Entradas da coleção
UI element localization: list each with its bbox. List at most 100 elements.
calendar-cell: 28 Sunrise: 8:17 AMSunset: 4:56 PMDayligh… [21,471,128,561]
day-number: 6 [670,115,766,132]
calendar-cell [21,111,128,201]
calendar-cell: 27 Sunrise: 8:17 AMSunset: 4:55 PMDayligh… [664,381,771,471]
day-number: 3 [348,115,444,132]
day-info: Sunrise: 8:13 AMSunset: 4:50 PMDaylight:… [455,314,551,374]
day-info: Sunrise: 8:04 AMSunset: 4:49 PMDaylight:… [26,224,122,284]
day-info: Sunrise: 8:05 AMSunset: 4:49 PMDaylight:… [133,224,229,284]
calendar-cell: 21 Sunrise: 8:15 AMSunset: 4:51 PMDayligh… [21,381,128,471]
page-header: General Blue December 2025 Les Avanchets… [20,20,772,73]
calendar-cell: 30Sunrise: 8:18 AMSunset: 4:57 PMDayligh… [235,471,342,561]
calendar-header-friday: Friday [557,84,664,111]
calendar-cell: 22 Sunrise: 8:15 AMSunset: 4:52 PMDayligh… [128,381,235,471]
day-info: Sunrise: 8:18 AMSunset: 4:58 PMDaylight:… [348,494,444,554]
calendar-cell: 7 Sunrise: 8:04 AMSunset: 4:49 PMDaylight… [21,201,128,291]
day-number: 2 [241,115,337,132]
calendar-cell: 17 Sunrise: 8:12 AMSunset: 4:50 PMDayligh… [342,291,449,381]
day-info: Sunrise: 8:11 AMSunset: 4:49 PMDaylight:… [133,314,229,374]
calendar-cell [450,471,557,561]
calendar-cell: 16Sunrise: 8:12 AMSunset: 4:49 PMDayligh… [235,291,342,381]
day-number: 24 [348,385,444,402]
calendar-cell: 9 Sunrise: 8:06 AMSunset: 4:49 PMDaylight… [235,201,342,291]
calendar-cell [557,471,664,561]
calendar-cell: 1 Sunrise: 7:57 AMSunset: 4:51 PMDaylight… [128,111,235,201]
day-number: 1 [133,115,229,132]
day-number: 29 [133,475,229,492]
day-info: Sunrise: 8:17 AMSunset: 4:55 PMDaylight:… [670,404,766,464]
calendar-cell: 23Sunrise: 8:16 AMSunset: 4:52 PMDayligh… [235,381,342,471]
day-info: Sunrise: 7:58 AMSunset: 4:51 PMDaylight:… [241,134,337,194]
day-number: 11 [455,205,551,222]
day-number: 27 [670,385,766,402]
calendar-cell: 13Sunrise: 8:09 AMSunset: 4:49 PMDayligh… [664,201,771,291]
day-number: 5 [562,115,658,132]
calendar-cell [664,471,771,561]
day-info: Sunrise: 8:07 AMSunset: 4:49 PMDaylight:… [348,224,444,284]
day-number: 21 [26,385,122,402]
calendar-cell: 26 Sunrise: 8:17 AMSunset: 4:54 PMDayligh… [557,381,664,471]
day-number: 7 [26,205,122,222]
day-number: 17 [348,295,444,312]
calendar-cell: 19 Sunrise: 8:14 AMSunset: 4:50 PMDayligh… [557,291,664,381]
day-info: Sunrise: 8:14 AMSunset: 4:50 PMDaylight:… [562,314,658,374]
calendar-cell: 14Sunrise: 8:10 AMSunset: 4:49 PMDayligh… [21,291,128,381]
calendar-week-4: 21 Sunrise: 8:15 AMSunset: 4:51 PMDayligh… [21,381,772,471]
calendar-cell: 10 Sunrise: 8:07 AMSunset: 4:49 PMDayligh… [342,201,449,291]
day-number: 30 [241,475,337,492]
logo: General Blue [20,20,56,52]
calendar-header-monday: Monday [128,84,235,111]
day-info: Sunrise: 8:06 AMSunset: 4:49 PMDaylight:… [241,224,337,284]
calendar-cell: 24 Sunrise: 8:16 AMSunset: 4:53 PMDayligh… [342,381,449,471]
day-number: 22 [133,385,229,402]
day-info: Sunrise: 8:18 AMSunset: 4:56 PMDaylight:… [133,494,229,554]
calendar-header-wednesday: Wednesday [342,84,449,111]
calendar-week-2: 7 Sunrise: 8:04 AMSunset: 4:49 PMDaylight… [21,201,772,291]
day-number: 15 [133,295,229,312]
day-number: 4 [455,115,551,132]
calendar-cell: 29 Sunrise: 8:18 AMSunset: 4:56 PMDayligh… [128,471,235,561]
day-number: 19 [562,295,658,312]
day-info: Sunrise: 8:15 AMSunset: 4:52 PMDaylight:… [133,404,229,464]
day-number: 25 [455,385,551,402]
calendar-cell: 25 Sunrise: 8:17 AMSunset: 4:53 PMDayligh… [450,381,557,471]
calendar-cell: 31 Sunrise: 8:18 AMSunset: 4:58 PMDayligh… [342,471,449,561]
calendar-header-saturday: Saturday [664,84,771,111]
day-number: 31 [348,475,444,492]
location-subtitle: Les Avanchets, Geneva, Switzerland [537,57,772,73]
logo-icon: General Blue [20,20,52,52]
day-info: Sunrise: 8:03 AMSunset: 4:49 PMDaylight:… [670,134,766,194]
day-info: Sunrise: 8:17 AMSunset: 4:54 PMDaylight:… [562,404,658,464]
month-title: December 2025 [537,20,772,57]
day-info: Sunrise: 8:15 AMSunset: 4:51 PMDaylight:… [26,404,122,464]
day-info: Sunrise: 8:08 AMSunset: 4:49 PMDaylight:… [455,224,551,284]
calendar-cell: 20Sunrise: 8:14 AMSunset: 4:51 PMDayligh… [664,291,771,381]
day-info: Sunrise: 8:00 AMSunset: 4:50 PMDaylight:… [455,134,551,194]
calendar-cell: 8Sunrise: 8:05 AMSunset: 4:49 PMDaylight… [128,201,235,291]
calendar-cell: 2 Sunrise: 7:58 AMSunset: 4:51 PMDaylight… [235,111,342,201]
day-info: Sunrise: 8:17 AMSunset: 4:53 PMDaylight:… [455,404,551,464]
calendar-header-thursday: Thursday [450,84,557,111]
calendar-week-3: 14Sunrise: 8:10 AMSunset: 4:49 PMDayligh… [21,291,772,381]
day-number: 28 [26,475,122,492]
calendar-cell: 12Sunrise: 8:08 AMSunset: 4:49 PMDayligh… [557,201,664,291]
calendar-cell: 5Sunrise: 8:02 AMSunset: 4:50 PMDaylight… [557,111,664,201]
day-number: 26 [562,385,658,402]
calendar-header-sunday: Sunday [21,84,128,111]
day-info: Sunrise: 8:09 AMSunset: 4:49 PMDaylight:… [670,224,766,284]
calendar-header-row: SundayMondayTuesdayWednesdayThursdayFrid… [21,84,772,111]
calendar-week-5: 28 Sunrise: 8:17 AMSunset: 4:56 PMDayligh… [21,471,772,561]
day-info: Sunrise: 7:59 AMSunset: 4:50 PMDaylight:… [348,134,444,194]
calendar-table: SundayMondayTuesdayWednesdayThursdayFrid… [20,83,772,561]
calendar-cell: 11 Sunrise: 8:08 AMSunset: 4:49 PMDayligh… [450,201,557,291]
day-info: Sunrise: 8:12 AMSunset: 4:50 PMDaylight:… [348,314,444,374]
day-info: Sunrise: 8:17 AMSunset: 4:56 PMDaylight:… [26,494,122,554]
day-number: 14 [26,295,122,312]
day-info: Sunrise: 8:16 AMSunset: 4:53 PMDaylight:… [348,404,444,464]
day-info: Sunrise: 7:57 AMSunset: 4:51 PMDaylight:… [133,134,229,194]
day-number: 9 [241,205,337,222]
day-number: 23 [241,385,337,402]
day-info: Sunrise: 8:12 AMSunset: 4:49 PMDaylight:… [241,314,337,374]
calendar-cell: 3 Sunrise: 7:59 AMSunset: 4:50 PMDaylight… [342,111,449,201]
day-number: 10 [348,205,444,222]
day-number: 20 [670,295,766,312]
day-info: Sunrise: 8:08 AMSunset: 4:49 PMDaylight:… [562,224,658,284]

Enunciado
Repita sem nenhuma alteração as linhas que vão do início até a linha que contém "day-info: Sunrise: 8:04", incluindo esta última.

Resolução
UI element localization: list each with its bbox. List at most 100 elements.
calendar-cell: 28 Sunrise: 8:17 AMSunset: 4:56 PMDayligh… [21,471,128,561]
day-number: 6 [670,115,766,132]
calendar-cell [21,111,128,201]
calendar-cell: 27 Sunrise: 8:17 AMSunset: 4:55 PMDayligh… [664,381,771,471]
day-number: 3 [348,115,444,132]
day-info: Sunrise: 8:13 AMSunset: 4:50 PMDaylight:… [455,314,551,374]
day-info: Sunrise: 8:04 AMSunset: 4:49 PMDaylight:… [26,224,122,284]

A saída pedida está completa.